SET EXERCISE — Which lines below hold the word "degree"? Report each one.
[start RECORDS FOR PROCESSING]
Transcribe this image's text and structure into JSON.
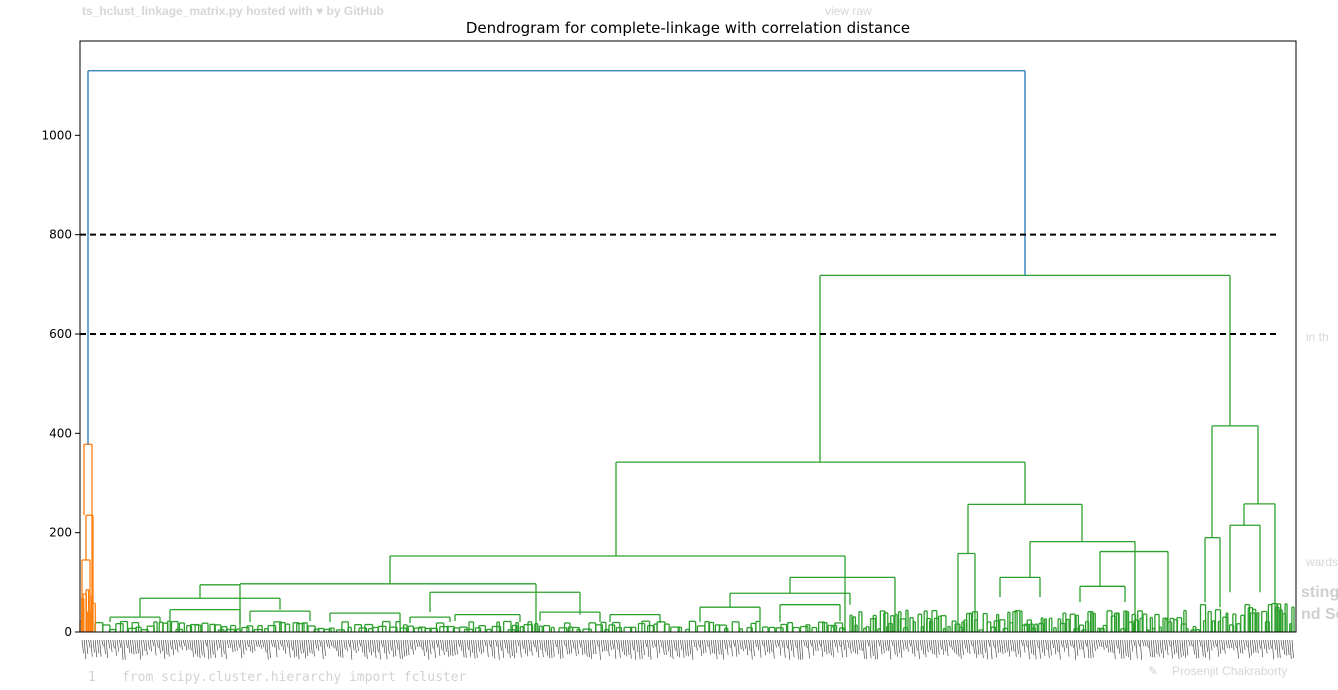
{
  "background": {
    "gist_caption": "ts_hclust_linkage_matrix.py hosted with ♥ by GitHub",
    "view_raw": "view raw",
    "code_line_no": "1",
    "code_line": "from scipy.cluster.hierarchy import fcluster",
    "side_text_1": "in th",
    "side_text_2": "wards",
    "side_heading_1": "sting",
    "side_heading_2": "nd Se",
    "author": "Prosenjit Chakraborty"
  },
  "chart_data": {
    "type": "dendrogram",
    "title": "Dendrogram for complete-linkage with correlation distance",
    "xlabel": "",
    "ylabel": "",
    "ylim": [
      0,
      1150
    ],
    "yticks": [
      0,
      200,
      400,
      600,
      800,
      1000
    ],
    "ytick_labels": [
      "0",
      "200",
      "400",
      "600",
      "800",
      "1000"
    ],
    "threshold_lines": [
      800,
      600
    ],
    "threshold_style": "dashed",
    "colors": {
      "cluster_1": "#ff7f0e",
      "cluster_2": "#2ca02c",
      "above_threshold": "#1f77b4",
      "threshold": "#000000"
    },
    "major_merges": [
      {
        "name": "root",
        "height": 1130,
        "color": "#1f77b4"
      },
      {
        "name": "green-top",
        "height": 718,
        "color": "#2ca02c"
      },
      {
        "name": "green-left",
        "height": 342,
        "color": "#2ca02c"
      },
      {
        "name": "green-right",
        "height": 415,
        "color": "#2ca02c"
      },
      {
        "name": "green-mid-right",
        "height": 257,
        "color": "#2ca02c"
      },
      {
        "name": "green-left-sub",
        "height": 153,
        "color": "#2ca02c"
      },
      {
        "name": "orange-top",
        "height": 378,
        "color": "#ff7f0e"
      }
    ]
  }
}
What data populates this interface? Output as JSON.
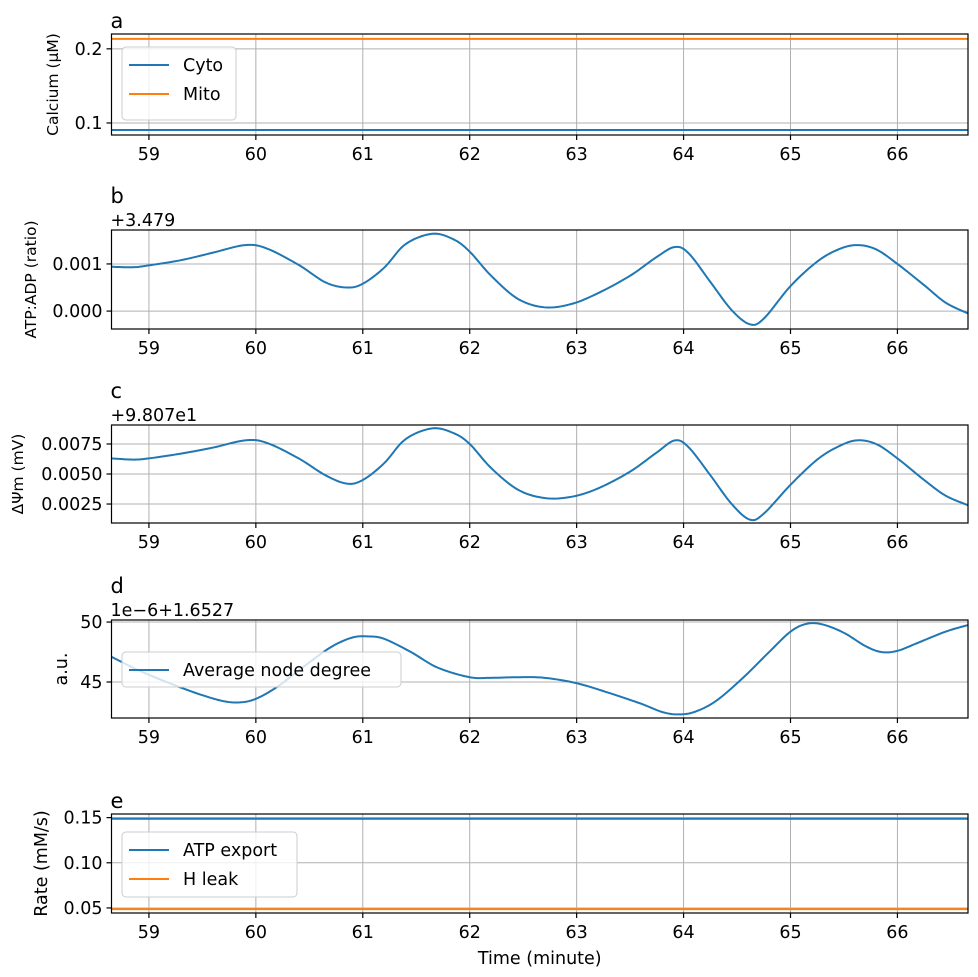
{
  "chart_data": [
    {
      "id": "a",
      "type": "line",
      "title": "a",
      "offset_text": "",
      "xlabel": "",
      "ylabel": "Calcium (μM)",
      "xlim": [
        58.65,
        66.66
      ],
      "ylim": [
        0.0838,
        0.22
      ],
      "xticks": [
        59,
        60,
        61,
        62,
        63,
        64,
        65,
        66
      ],
      "xtick_labels": [
        "59",
        "60",
        "61",
        "62",
        "63",
        "64",
        "65",
        "66"
      ],
      "yticks": [
        0.1,
        0.2
      ],
      "ytick_labels": [
        "0.1",
        "0.2"
      ],
      "grid": true,
      "legend": {
        "placement": "upper-left",
        "entries": [
          "Cyto",
          "Mito"
        ]
      },
      "series": [
        {
          "name": "Cyto",
          "color": "#1f77b4",
          "x": [
            58.65,
            66.66
          ],
          "y": [
            0.0905,
            0.0905
          ]
        },
        {
          "name": "Mito",
          "color": "#ff7f0e",
          "x": [
            58.65,
            66.66
          ],
          "y": [
            0.2135,
            0.2135
          ]
        }
      ]
    },
    {
      "id": "b",
      "type": "line",
      "title": "b",
      "offset_text": "+3.479",
      "xlabel": "",
      "ylabel": "ATP:ADP (ratio)",
      "xlim": [
        58.65,
        66.66
      ],
      "ylim": [
        -0.00038,
        0.00172
      ],
      "xticks": [
        59,
        60,
        61,
        62,
        63,
        64,
        65,
        66
      ],
      "xtick_labels": [
        "59",
        "60",
        "61",
        "62",
        "63",
        "64",
        "65",
        "66"
      ],
      "yticks": [
        0.0,
        0.001
      ],
      "ytick_labels": [
        "0.000",
        "0.001"
      ],
      "grid": true,
      "legend": null,
      "series": [
        {
          "name": "ATP:ADP",
          "color": "#1f77b4",
          "x": [
            58.65,
            58.85,
            59.0,
            59.3,
            59.6,
            59.9,
            60.1,
            60.4,
            60.65,
            60.85,
            61.0,
            61.2,
            61.4,
            61.65,
            61.85,
            62.0,
            62.2,
            62.45,
            62.7,
            62.95,
            63.2,
            63.5,
            63.75,
            63.92,
            64.05,
            64.25,
            64.45,
            64.62,
            64.75,
            65.0,
            65.25,
            65.45,
            65.62,
            65.8,
            66.0,
            66.25,
            66.45,
            66.66
          ],
          "y": [
            0.00094,
            0.00093,
            0.00097,
            0.00108,
            0.00124,
            0.0014,
            0.00133,
            0.00098,
            0.00061,
            0.0005,
            0.00058,
            0.00092,
            0.00142,
            0.00164,
            0.00152,
            0.00126,
            0.00075,
            0.00026,
            8e-05,
            0.00015,
            0.00038,
            0.00075,
            0.00115,
            0.00136,
            0.00122,
            0.00062,
            2e-05,
            -0.00028,
            -0.00016,
            0.00053,
            0.00105,
            0.00131,
            0.0014,
            0.00131,
            0.001,
            0.00055,
            0.00018,
            -5e-05
          ]
        }
      ]
    },
    {
      "id": "c",
      "type": "line",
      "title": "c",
      "offset_text": "+9.807e1",
      "xlabel": "",
      "ylabel": "ΔΨm (mV)",
      "xlim": [
        58.65,
        66.66
      ],
      "ylim": [
        0.00092,
        0.00908
      ],
      "xticks": [
        59,
        60,
        61,
        62,
        63,
        64,
        65,
        66
      ],
      "xtick_labels": [
        "59",
        "60",
        "61",
        "62",
        "63",
        "64",
        "65",
        "66"
      ],
      "yticks": [
        0.0025,
        0.005,
        0.0075
      ],
      "ytick_labels": [
        "0.0025",
        "0.0050",
        "0.0075"
      ],
      "grid": true,
      "legend": null,
      "series": [
        {
          "name": "ΔΨm",
          "color": "#1f77b4",
          "x": [
            58.65,
            58.85,
            59.0,
            59.3,
            59.6,
            59.9,
            60.1,
            60.4,
            60.65,
            60.85,
            61.0,
            61.2,
            61.4,
            61.65,
            61.85,
            62.0,
            62.2,
            62.45,
            62.7,
            62.95,
            63.2,
            63.5,
            63.75,
            63.92,
            64.05,
            64.25,
            64.45,
            64.62,
            64.75,
            65.0,
            65.25,
            65.45,
            65.62,
            65.8,
            66.0,
            66.25,
            66.45,
            66.66
          ],
          "y": [
            0.0063,
            0.0062,
            0.0063,
            0.0067,
            0.0072,
            0.0078,
            0.0076,
            0.0063,
            0.0049,
            0.0042,
            0.0045,
            0.0059,
            0.0079,
            0.0088,
            0.0084,
            0.0075,
            0.0055,
            0.0037,
            0.003,
            0.0031,
            0.0038,
            0.0052,
            0.0068,
            0.0078,
            0.0072,
            0.0049,
            0.0025,
            0.0012,
            0.0017,
            0.0041,
            0.0062,
            0.0073,
            0.0078,
            0.0075,
            0.0063,
            0.0045,
            0.0032,
            0.0024
          ]
        }
      ]
    },
    {
      "id": "d",
      "type": "line",
      "title": "d",
      "offset_text": "1e−6+1.6527",
      "xlabel": "",
      "ylabel": "a.u.",
      "xlim": [
        58.65,
        66.66
      ],
      "ylim": [
        42.0,
        50.17
      ],
      "xticks": [
        59,
        60,
        61,
        62,
        63,
        64,
        65,
        66
      ],
      "xtick_labels": [
        "59",
        "60",
        "61",
        "62",
        "63",
        "64",
        "65",
        "66"
      ],
      "yticks": [
        45,
        50
      ],
      "ytick_labels": [
        "45",
        "50"
      ],
      "grid": true,
      "legend": {
        "placement": "center-left",
        "entries": [
          "Average node degree"
        ]
      },
      "series": [
        {
          "name": "Average node degree",
          "color": "#1f77b4",
          "x": [
            58.65,
            58.85,
            59.0,
            59.25,
            59.5,
            59.7,
            59.85,
            60.0,
            60.2,
            60.45,
            60.7,
            60.9,
            61.05,
            61.2,
            61.45,
            61.7,
            62.0,
            62.2,
            62.45,
            62.7,
            63.0,
            63.3,
            63.6,
            63.8,
            63.95,
            64.1,
            64.3,
            64.55,
            64.8,
            65.0,
            65.15,
            65.3,
            65.5,
            65.7,
            65.85,
            66.0,
            66.2,
            66.45,
            66.66
          ],
          "y": [
            47.1,
            46.2,
            45.6,
            44.7,
            43.9,
            43.4,
            43.3,
            43.6,
            44.6,
            46.3,
            47.9,
            48.7,
            48.8,
            48.6,
            47.5,
            46.2,
            45.4,
            45.35,
            45.4,
            45.35,
            44.9,
            44.1,
            43.2,
            42.5,
            42.3,
            42.5,
            43.4,
            45.3,
            47.5,
            49.2,
            49.85,
            49.8,
            49.1,
            48.0,
            47.5,
            47.6,
            48.3,
            49.2,
            49.75
          ]
        }
      ]
    },
    {
      "id": "e",
      "type": "line",
      "title": "e",
      "offset_text": "",
      "xlabel": "Time (minute)",
      "ylabel": "Rate (mM/s)",
      "xlim": [
        58.65,
        66.66
      ],
      "ylim": [
        0.0444,
        0.154
      ],
      "xticks": [
        59,
        60,
        61,
        62,
        63,
        64,
        65,
        66
      ],
      "xtick_labels": [
        "59",
        "60",
        "61",
        "62",
        "63",
        "64",
        "65",
        "66"
      ],
      "yticks": [
        0.05,
        0.1,
        0.15
      ],
      "ytick_labels": [
        "0.05",
        "0.10",
        "0.15"
      ],
      "grid": true,
      "legend": {
        "placement": "upper-left",
        "entries": [
          "ATP export",
          "H leak"
        ]
      },
      "series": [
        {
          "name": "ATP export",
          "color": "#1f77b4",
          "x": [
            58.65,
            66.66
          ],
          "y": [
            0.1487,
            0.1487
          ]
        },
        {
          "name": "H leak",
          "color": "#ff7f0e",
          "x": [
            58.65,
            66.66
          ],
          "y": [
            0.0487,
            0.0487
          ]
        }
      ]
    }
  ]
}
[end RECORDS FOR PROCESSING]
RESPONSE —
          "Average node degree"
          "name": "Average node degree",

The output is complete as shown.